[WHAT THIS TASK INVOLVES]
Answer with one number: the count of lines in the listing below that hold the word "Life".

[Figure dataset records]
(begin)

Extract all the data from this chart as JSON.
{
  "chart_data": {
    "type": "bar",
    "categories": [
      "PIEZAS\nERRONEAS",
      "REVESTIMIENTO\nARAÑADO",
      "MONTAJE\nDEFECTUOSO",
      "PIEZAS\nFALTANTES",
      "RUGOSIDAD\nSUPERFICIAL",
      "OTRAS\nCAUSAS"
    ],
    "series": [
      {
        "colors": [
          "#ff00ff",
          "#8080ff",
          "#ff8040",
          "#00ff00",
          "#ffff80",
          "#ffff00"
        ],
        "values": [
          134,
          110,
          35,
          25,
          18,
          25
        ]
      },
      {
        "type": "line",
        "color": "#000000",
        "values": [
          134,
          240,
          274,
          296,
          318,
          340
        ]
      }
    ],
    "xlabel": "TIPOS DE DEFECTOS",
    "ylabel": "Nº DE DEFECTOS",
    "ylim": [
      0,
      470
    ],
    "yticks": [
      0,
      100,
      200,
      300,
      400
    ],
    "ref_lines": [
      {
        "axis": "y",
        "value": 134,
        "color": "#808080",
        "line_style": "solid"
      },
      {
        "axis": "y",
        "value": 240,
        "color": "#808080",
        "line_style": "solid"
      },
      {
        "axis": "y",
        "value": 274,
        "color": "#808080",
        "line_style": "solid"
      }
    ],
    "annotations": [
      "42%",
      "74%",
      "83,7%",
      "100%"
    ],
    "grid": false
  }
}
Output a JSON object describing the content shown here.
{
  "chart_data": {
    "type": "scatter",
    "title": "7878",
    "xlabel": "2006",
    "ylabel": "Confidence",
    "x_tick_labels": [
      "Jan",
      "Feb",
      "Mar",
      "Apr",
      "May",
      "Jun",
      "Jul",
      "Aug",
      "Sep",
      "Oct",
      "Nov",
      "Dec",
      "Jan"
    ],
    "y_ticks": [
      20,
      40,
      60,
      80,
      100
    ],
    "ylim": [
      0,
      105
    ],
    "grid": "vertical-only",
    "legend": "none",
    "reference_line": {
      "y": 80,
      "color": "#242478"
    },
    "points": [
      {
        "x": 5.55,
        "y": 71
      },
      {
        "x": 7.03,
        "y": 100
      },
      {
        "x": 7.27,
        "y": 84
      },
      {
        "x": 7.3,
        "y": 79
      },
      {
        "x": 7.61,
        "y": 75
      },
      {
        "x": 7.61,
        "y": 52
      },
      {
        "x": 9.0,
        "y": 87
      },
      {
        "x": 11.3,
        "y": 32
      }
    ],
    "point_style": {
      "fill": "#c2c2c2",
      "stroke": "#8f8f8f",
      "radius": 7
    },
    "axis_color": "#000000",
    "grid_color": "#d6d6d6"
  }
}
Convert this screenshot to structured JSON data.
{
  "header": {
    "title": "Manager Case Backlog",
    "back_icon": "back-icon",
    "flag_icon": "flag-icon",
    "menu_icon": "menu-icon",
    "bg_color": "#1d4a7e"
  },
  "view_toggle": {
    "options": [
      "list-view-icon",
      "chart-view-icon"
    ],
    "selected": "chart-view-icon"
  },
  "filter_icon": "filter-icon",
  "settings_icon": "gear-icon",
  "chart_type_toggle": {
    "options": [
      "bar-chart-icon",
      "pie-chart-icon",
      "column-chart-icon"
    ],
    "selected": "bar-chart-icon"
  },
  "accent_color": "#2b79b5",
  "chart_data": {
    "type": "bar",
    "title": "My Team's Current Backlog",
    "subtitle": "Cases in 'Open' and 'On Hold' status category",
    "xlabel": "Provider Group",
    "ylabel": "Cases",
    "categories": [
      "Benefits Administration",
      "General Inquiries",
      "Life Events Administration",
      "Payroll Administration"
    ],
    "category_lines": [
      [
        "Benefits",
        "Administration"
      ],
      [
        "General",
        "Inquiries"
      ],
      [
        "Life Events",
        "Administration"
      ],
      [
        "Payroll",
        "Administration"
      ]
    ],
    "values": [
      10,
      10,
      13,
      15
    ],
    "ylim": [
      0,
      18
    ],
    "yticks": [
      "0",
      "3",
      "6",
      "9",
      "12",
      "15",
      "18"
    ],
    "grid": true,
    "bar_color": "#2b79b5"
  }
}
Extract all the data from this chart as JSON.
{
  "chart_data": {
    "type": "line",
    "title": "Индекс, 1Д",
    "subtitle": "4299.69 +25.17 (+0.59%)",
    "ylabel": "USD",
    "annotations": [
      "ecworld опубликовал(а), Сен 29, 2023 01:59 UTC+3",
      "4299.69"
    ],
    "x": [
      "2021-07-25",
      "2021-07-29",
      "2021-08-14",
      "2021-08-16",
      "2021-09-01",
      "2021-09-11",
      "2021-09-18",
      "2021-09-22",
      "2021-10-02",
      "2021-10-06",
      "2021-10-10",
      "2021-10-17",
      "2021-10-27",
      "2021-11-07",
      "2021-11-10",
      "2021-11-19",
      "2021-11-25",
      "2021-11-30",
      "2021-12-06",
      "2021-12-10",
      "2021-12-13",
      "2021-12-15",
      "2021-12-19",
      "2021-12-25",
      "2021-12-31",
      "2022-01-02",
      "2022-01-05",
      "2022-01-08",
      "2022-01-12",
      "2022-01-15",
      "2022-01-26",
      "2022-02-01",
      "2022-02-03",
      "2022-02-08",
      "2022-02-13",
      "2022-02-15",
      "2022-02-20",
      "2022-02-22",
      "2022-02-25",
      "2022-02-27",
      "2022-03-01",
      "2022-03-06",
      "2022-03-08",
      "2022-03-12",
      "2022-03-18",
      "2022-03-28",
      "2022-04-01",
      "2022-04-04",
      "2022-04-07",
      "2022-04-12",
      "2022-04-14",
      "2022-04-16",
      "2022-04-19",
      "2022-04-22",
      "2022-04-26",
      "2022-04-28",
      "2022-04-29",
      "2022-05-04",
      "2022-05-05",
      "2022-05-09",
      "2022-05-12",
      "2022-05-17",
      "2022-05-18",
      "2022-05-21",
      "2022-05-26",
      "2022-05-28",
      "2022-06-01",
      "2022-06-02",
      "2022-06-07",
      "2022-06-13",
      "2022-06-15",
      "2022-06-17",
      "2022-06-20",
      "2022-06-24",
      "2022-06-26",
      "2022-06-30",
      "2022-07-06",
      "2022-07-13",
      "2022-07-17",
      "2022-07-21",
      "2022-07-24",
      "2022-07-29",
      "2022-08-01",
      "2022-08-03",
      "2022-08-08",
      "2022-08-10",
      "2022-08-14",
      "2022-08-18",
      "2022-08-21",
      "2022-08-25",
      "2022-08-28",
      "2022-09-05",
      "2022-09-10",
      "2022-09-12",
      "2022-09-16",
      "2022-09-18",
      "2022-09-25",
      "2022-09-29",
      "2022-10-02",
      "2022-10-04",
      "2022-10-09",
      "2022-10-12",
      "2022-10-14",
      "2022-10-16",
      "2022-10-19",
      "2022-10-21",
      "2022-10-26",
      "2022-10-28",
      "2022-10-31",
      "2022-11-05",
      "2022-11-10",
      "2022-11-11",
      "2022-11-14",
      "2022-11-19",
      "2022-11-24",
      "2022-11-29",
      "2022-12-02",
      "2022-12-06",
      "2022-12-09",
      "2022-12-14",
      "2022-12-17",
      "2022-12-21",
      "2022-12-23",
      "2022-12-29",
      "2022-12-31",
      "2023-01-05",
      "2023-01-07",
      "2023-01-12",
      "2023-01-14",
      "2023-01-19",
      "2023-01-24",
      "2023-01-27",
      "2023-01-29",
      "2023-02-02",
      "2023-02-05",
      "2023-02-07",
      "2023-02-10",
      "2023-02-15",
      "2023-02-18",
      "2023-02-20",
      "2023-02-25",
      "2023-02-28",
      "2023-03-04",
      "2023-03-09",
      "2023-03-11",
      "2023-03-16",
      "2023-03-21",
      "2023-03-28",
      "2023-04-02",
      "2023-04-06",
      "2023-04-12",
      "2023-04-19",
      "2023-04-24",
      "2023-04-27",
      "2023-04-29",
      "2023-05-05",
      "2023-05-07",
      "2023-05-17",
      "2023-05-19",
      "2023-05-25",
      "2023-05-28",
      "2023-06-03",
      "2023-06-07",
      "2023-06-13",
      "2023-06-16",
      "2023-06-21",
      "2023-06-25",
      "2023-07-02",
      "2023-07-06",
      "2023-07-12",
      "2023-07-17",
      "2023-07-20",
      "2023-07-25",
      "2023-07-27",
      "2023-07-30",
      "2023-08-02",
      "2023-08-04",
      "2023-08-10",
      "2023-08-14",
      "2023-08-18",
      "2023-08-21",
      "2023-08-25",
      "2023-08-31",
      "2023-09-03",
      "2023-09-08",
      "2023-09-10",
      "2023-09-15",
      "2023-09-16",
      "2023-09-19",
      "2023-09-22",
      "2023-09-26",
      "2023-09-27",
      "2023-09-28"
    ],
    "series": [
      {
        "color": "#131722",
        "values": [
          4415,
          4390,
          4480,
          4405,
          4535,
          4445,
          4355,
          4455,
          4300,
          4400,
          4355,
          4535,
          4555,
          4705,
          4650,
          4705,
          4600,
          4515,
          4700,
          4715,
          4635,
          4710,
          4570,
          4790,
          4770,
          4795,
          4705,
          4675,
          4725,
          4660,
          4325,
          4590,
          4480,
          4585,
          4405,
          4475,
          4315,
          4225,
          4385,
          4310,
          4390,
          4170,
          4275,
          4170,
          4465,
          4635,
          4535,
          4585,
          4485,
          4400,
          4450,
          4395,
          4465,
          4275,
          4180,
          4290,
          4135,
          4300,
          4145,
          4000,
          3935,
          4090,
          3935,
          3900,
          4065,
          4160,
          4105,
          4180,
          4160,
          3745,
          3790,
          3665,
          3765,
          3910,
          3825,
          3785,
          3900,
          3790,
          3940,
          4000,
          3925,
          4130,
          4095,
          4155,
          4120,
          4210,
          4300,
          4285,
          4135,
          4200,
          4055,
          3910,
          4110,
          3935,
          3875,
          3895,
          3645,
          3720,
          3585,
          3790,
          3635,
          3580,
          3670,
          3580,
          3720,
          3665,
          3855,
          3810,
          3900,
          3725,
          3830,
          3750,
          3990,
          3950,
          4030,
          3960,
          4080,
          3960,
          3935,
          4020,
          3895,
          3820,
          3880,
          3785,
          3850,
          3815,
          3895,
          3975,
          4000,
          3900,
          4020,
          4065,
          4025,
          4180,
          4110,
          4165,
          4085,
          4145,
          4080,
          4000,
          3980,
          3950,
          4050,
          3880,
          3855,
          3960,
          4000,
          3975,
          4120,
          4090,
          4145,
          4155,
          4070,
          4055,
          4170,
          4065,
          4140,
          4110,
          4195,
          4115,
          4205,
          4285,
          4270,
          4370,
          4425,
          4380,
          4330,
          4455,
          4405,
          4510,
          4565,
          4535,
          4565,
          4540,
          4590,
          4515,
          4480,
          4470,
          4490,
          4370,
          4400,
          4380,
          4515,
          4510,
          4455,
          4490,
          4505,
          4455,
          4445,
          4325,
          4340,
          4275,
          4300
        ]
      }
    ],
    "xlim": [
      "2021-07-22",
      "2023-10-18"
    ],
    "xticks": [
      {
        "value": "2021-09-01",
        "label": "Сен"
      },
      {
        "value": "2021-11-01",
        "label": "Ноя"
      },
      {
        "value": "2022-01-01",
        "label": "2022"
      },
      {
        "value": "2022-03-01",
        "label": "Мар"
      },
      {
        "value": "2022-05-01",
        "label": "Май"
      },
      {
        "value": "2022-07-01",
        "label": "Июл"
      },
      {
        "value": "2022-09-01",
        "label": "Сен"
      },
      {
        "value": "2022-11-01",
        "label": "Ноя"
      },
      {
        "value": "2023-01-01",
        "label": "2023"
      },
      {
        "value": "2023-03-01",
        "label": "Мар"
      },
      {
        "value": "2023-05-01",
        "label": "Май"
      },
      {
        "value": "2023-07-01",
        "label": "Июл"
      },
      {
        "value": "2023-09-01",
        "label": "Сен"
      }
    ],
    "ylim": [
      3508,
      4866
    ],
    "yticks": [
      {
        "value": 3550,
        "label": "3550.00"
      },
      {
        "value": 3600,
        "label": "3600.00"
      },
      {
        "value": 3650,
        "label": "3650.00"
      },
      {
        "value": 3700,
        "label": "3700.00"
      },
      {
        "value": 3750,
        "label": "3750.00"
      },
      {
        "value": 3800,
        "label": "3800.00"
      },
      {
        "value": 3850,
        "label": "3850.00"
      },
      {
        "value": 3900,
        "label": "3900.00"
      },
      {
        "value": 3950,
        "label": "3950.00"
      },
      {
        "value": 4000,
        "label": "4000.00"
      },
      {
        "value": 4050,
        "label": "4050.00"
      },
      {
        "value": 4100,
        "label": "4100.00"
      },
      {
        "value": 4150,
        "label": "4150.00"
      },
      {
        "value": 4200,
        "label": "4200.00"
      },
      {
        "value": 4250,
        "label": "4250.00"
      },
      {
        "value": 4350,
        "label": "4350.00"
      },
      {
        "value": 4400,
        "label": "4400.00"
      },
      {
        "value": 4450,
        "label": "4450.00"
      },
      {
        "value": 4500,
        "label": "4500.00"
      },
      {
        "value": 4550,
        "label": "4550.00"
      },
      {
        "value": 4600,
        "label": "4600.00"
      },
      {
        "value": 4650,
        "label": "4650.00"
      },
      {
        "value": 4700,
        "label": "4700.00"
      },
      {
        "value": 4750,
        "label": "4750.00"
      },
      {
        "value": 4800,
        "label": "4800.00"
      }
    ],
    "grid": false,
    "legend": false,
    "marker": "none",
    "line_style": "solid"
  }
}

(end)

[SOLUTION TO THIS TASK]
2